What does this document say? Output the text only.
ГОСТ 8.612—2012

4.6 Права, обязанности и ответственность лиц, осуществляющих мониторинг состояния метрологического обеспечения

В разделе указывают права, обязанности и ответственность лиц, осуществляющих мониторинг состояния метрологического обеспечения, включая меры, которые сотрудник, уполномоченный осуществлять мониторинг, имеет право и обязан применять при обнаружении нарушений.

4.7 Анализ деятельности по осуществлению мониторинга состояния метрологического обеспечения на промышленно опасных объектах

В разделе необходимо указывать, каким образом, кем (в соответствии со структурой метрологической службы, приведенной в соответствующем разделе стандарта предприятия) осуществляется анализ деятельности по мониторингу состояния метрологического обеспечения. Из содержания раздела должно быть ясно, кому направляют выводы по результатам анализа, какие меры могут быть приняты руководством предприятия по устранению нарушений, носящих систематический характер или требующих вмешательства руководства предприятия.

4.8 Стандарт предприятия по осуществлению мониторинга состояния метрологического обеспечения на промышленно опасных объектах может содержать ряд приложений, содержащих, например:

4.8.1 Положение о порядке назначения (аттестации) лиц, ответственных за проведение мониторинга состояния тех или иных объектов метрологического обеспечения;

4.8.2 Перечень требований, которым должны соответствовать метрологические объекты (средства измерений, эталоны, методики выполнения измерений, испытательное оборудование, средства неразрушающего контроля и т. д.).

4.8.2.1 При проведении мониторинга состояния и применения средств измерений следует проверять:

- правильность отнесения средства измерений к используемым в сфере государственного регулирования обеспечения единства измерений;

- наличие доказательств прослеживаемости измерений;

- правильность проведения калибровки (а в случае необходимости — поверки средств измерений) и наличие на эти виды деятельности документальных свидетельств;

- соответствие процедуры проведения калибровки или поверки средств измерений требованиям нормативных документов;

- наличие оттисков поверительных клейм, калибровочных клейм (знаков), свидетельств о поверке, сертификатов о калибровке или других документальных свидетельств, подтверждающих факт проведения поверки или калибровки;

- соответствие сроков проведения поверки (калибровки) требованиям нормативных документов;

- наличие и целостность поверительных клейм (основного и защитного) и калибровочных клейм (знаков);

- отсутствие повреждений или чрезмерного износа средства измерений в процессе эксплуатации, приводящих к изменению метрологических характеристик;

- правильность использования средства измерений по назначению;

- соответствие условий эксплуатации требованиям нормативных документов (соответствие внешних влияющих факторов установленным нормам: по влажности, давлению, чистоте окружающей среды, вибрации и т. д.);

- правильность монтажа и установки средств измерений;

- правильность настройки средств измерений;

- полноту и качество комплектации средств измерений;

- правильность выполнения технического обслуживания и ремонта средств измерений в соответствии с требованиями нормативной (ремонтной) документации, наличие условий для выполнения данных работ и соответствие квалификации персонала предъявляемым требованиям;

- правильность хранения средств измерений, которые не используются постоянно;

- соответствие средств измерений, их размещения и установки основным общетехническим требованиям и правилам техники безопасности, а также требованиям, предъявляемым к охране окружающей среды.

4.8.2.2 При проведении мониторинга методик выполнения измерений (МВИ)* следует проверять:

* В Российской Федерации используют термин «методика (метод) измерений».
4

──────

Exercise - Output the listing above word for word.

Response to the exercise -
What does this document say? Output the text only.
ГОСТ 8.612—2012

4.6 Права, обязанности и ответственность лиц, осуществляющих мониторинг состояния метрологического обеспечения

В разделе указывают права, обязанности и ответственность лиц, осуществляющих мониторинг состояния метрологического обеспечения, включая меры, которые сотрудник, уполномоченный осуществлять мониторинг, имеет право и обязан применять при обнаружении нарушений.

4.7 Анализ деятельности по осуществлению мониторинга состояния метрологического обеспечения на промышленно опасных объектах

В разделе необходимо указывать, каким образом, кем (в соответствии со структурой метрологической службы, приведенной в соответствующем разделе стандарта предприятия) осуществляется анализ деятельности по мониторингу состояния метрологического обеспечения. Из содержания раздела должно быть ясно, кому направляют выводы по результатам анализа, какие меры могут быть приняты руководством предприятия по устранению нарушений, носящих систематический характер или требующих вмешательства руководства предприятия.

4.8 Стандарт предприятия по осуществлению мониторинга состояния метрологического обеспечения на промышленно опасных объектах может содержать ряд приложений, содержащих, например:

4.8.1 Положение о порядке назначения (аттестации) лиц, ответственных за проведение мониторинга состояния тех или иных объектов метрологического обеспечения;

4.8.2 Перечень требований, которым должны соответствовать метрологические объекты (средства измерений, эталоны, методики выполнения измерений, испытательное оборудование, средства неразрушающего контроля и т. д.).

4.8.2.1 При проведении мониторинга состояния и применения средств измерений следует проверять:

- правильность отнесения средства измерений к используемым в сфере государственного регулирования обеспечения единства измерений;

- наличие доказательств прослеживаемости измерений;

- правильность проведения калибровки (а в случае необходимости — поверки средств измерений) и наличие на эти виды деятельности документальных свидетельств;

- соответствие процедуры проведения калибровки или поверки средств измерений требованиям нормативных документов;

- наличие оттисков поверительных клейм, калибровочных клейм (знаков), свидетельств о поверке, сертификатов о калибровке или других документальных свидетельств, подтверждающих факт проведения поверки или калибровки;

- соответствие сроков проведения поверки (калибровки) требованиям нормативных документов;

- наличие и целостность поверительных клейм (основного и защитного) и калибровочных клейм (знаков);

- отсутствие повреждений или чрезмерного износа средства измерений в процессе эксплуатации, приводящих к изменению метрологических характеристик;

- правильность использования средства измерений по назначению;

- соответствие условий эксплуатации требованиям нормативных документов (соответствие внешних влияющих факторов установленным нормам: по влажности, давлению, чистоте окружающей среды, вибрации и т. д.);

- правильность монтажа и установки средств измерений;

- правильность настройки средств измерений;

- полноту и качество комплектации средств измерений;

- правильность выполнения технического обслуживания и ремонта средств измерений в соответствии с требованиями нормативной (ремонтной) документации, наличие условий для выполнения данных работ и соответствие квалификации персонала предъявляемым требованиям;

- правильность хранения средств измерений, которые не используются постоянно;

- соответствие средств измерений, их размещения и установки основным общетехническим требованиям и правилам техники безопасности, а также требованиям, предъявляемым к охране окружающей среды.

4.8.2.2 При проведении мониторинга методик выполнения измерений (МВИ)* следует проверять:

* В Российской Федерации используют термин «методика (метод) измерений».
4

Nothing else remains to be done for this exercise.